- _What is needed_
Take from the listing each line that has the string "Sphere".

- _Stored data entries_
○ ○ ○ ○ ○
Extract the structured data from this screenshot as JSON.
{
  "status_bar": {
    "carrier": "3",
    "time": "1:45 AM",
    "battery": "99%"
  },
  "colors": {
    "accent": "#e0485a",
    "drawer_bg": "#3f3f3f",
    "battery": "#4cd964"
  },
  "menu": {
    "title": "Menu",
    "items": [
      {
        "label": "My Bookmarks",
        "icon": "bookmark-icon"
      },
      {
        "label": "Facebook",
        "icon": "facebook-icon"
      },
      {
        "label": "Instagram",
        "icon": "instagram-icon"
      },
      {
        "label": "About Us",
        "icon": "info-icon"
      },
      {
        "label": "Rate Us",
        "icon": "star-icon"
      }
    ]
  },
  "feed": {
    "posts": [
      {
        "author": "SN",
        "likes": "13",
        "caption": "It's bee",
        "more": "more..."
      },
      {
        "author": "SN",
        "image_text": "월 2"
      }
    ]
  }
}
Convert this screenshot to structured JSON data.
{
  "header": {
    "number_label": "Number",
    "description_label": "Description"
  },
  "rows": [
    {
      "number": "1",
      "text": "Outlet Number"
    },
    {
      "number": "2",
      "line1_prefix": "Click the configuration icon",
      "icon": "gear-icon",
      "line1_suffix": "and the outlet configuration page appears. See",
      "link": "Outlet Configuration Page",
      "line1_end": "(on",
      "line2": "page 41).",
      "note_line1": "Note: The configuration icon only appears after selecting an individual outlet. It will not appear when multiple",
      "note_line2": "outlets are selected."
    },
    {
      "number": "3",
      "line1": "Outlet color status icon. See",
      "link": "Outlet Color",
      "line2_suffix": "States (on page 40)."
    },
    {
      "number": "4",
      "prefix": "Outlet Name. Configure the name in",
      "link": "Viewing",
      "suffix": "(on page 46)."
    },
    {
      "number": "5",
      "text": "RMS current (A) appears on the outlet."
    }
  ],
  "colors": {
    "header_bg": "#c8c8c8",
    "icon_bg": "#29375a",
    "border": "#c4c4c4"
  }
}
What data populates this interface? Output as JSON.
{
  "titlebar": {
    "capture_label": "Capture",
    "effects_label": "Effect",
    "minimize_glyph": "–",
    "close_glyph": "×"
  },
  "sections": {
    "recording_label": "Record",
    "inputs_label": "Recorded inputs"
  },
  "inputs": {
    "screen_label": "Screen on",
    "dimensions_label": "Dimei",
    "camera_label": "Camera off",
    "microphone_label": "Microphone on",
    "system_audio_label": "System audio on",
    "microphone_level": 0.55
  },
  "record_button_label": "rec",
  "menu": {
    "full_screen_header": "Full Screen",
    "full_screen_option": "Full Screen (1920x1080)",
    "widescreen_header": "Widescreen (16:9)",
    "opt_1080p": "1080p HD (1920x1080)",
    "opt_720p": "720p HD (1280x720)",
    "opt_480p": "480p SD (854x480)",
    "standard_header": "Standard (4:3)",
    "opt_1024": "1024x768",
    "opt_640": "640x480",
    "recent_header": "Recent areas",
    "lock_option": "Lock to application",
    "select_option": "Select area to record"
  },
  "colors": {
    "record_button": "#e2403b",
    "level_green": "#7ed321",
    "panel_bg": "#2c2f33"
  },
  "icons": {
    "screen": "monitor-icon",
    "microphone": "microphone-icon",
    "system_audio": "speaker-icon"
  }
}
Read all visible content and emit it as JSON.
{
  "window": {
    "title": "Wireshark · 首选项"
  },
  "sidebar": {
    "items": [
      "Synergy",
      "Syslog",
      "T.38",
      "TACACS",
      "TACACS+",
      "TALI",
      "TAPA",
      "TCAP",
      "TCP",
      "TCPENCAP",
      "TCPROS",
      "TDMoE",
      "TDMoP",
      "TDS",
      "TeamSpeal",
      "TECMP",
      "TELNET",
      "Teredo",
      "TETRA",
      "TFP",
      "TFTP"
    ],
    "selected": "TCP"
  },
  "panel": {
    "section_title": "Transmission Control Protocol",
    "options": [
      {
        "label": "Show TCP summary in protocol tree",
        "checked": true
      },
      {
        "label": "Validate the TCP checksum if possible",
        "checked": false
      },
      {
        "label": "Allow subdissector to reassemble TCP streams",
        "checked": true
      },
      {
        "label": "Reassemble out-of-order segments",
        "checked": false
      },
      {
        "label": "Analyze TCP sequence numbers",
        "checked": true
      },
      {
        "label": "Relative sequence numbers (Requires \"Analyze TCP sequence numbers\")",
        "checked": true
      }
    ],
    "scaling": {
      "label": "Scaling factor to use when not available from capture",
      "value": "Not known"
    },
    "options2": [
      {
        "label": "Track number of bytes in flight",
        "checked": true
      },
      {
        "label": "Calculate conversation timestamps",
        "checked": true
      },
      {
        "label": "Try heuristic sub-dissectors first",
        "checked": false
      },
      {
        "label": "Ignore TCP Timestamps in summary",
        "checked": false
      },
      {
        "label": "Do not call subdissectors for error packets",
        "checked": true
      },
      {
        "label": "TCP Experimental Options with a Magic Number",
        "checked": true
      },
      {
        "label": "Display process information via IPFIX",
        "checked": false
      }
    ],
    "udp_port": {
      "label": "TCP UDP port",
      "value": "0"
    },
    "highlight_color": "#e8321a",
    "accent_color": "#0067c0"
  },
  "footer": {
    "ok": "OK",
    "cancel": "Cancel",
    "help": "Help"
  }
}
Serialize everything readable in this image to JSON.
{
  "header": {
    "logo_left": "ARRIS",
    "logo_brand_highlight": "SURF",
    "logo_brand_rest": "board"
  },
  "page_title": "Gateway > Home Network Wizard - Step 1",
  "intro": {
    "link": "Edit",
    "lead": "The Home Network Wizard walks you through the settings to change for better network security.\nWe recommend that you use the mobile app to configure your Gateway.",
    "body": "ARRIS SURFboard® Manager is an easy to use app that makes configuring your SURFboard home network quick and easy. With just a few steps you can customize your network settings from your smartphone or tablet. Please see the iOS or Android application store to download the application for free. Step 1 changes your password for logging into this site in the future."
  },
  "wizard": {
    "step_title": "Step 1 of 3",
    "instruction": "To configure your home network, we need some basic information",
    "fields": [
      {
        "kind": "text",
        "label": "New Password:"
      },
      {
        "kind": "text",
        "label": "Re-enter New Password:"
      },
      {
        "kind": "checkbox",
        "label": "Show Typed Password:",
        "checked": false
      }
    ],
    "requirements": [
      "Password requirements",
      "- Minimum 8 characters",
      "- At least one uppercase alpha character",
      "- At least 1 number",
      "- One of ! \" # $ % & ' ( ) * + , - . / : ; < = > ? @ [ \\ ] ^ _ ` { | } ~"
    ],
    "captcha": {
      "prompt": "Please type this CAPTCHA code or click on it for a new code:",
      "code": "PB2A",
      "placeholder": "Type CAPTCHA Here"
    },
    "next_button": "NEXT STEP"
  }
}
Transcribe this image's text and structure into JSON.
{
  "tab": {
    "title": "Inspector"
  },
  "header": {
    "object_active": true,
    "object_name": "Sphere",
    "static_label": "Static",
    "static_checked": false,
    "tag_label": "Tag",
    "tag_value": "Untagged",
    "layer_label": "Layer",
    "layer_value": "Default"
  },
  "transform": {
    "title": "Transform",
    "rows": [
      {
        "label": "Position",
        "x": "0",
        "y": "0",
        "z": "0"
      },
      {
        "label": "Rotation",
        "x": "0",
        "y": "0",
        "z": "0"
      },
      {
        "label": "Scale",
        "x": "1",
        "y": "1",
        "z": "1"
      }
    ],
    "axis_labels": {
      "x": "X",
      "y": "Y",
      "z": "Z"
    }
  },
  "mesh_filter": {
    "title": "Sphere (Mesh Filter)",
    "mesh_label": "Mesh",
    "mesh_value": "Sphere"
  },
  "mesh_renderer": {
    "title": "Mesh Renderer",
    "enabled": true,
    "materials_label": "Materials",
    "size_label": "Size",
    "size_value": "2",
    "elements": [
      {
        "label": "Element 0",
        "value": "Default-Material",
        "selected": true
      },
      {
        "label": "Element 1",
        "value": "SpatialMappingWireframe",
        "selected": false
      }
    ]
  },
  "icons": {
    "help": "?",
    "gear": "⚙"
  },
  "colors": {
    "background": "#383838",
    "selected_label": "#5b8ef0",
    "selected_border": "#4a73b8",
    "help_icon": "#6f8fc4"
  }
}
○ ○ ○ ○ ○
- _Solution to the problem_
    "object_name": "Sphere",
    "title": "Sphere (Mesh Filter)",
    "mesh_value": "Sphere"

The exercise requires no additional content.